* **WHAT IS EXPECTED**:
Count each line in which the word "JSON" appears. Reply with the total and nothing more.

━━━ DATA

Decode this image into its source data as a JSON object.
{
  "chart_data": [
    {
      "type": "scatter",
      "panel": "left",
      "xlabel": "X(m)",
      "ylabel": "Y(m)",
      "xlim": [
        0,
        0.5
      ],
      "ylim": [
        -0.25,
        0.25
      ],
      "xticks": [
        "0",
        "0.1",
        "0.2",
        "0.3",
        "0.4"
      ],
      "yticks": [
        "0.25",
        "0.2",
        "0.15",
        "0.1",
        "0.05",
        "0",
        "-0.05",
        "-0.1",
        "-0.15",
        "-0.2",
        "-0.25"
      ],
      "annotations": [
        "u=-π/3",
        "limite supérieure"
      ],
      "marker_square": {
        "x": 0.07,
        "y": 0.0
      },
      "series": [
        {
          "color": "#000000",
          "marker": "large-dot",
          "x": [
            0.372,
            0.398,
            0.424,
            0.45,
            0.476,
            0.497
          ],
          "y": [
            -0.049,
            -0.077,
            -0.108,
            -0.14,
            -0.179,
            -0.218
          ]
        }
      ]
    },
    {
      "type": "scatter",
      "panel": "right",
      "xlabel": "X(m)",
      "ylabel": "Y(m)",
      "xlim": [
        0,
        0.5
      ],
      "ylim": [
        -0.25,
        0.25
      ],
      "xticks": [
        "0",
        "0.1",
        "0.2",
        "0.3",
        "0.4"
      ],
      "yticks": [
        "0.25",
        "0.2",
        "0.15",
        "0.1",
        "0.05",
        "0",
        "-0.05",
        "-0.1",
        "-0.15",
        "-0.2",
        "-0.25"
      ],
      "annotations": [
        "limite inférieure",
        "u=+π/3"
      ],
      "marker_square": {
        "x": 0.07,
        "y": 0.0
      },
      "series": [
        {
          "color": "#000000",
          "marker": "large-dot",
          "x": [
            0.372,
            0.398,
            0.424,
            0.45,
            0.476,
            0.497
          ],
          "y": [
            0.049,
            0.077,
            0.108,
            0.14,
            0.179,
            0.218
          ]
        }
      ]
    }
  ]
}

━━━━━━
━━━ DATA

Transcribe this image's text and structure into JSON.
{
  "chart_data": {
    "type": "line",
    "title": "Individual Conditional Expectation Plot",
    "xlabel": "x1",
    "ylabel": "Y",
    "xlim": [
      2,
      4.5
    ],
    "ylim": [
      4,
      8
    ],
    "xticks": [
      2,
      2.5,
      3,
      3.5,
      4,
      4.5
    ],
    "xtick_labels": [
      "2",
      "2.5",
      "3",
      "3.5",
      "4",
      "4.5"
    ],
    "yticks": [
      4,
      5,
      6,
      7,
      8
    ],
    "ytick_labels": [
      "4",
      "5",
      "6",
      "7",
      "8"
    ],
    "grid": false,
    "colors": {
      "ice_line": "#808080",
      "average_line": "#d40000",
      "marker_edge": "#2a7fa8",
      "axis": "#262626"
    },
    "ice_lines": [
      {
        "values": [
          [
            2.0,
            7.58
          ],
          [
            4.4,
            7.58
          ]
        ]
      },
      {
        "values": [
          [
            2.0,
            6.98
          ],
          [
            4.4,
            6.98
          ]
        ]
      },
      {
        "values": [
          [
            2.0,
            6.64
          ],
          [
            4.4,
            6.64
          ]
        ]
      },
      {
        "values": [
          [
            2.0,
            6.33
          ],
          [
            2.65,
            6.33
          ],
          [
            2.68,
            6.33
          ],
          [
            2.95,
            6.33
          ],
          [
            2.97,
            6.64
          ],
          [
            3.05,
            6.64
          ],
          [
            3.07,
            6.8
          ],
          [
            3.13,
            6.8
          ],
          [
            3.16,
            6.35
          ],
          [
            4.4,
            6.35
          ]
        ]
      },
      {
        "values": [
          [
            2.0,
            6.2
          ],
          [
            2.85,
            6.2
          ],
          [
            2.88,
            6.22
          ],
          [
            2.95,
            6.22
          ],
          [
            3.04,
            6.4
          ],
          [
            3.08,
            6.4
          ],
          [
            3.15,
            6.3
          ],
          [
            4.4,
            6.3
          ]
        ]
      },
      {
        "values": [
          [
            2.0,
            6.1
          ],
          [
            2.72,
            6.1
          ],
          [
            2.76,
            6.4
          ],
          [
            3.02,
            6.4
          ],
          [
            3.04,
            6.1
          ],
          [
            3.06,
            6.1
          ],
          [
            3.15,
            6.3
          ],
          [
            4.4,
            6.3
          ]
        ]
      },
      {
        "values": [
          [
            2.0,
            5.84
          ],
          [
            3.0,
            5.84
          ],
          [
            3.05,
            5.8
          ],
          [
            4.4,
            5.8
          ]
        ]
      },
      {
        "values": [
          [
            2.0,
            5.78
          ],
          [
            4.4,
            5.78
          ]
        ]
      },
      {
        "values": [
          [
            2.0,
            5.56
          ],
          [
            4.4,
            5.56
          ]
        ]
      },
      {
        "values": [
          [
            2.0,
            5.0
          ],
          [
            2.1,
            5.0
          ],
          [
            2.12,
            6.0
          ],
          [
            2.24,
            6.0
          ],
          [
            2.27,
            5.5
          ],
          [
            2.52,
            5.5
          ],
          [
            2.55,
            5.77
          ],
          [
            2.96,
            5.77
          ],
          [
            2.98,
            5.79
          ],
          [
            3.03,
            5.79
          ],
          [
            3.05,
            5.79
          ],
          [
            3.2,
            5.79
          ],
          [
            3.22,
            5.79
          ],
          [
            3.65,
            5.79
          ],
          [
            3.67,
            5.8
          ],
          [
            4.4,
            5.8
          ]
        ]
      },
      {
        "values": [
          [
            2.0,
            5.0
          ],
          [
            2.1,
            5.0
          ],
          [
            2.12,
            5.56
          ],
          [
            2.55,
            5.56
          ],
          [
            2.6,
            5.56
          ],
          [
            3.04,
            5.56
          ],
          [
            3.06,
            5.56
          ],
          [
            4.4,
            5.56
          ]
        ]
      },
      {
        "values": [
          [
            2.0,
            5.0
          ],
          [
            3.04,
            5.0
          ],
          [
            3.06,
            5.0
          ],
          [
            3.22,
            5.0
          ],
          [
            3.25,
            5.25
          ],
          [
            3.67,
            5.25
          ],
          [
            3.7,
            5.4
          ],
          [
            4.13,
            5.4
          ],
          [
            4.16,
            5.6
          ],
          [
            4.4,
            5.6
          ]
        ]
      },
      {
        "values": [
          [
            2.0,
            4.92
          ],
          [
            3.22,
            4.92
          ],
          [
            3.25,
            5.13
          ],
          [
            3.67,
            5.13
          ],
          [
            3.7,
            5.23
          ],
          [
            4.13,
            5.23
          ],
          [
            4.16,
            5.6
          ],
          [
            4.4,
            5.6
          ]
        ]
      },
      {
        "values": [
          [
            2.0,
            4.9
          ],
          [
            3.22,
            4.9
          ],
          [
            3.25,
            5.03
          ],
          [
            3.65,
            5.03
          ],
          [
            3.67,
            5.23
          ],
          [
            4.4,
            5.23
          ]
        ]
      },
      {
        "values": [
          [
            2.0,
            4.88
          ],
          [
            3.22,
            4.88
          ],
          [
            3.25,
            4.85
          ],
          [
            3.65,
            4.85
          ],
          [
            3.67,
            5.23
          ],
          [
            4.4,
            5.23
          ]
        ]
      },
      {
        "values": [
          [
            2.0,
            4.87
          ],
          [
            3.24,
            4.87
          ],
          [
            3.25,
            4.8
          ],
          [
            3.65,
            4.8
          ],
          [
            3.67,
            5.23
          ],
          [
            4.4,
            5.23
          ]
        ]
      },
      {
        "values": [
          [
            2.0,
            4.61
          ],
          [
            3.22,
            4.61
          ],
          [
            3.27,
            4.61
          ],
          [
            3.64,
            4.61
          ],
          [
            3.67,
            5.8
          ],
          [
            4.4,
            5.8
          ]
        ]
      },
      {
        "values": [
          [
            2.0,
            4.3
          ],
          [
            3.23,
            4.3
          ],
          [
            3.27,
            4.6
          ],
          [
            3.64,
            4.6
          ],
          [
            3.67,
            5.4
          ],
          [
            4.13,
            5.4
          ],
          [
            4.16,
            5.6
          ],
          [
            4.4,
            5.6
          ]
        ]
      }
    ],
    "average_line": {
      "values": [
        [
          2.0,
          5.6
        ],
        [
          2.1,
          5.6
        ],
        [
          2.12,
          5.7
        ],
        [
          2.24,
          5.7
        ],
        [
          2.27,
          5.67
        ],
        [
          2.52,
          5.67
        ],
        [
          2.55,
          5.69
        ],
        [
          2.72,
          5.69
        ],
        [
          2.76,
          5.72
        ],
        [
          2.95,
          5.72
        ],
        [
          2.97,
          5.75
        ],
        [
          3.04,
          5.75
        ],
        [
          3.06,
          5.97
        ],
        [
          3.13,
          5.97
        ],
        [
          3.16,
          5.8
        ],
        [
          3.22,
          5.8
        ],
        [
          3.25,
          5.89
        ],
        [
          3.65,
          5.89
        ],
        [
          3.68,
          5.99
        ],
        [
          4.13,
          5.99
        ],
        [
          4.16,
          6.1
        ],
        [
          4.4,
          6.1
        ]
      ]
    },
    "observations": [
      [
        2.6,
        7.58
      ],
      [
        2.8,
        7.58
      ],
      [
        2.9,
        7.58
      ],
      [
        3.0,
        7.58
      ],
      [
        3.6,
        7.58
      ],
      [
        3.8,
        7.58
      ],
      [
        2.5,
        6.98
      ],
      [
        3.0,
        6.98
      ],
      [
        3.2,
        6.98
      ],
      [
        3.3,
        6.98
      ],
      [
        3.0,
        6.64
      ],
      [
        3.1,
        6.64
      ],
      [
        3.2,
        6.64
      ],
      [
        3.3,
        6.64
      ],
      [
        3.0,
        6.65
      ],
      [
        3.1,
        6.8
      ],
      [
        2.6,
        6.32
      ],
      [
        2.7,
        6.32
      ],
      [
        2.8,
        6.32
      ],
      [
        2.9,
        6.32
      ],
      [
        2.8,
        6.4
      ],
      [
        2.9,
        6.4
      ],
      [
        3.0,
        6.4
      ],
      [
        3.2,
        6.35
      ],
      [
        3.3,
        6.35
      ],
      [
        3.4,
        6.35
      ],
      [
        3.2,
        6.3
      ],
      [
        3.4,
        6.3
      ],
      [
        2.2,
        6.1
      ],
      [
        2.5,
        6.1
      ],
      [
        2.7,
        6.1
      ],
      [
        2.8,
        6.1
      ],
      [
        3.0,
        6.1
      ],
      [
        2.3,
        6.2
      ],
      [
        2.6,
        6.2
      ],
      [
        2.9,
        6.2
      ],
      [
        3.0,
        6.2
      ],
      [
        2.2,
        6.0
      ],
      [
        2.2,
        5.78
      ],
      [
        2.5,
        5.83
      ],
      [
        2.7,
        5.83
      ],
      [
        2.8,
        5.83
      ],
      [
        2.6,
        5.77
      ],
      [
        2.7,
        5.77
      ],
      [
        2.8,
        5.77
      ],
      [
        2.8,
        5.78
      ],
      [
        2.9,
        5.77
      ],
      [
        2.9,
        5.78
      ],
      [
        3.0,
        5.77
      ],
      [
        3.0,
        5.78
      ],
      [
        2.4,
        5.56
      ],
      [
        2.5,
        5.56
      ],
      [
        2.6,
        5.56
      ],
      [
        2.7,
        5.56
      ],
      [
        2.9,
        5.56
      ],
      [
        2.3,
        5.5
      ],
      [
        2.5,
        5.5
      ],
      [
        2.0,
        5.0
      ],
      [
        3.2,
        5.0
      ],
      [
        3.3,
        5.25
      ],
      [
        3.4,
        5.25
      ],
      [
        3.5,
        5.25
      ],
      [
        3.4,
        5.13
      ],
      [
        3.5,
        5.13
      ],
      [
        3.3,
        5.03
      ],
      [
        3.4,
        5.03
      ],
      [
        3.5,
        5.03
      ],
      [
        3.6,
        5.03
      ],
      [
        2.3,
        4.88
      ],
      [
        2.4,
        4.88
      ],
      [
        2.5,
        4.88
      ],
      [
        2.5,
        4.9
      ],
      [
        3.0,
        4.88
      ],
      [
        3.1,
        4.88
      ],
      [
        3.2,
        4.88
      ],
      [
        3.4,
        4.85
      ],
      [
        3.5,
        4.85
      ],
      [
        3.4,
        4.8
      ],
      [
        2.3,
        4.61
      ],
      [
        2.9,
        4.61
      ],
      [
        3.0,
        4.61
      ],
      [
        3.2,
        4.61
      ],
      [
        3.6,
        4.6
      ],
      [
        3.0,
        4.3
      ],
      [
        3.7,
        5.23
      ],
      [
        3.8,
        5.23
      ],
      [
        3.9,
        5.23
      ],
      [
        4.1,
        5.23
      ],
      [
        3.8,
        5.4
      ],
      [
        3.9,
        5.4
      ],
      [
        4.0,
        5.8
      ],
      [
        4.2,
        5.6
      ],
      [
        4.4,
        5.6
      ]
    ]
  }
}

━━━━━━
━━━ DATA

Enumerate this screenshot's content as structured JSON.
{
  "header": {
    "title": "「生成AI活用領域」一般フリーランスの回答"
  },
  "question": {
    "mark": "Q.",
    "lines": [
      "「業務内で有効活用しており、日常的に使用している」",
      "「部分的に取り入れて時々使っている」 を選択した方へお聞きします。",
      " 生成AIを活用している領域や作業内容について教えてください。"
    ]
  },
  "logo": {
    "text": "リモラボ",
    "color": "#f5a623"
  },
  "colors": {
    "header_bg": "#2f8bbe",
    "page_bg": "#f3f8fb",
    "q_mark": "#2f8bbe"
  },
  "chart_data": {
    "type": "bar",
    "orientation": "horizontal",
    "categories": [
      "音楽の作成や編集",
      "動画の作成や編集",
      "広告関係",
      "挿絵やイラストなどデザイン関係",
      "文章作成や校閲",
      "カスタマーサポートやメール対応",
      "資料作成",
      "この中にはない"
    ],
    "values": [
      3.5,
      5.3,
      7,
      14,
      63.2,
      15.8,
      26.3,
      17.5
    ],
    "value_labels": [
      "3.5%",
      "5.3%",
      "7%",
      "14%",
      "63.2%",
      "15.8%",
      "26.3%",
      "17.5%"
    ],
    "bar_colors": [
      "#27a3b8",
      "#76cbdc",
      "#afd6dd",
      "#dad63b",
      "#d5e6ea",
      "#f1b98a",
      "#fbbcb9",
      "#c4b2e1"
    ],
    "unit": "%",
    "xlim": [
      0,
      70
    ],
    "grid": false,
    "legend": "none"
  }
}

━━━━━━

* **RESULT OF THIS TASK**:
3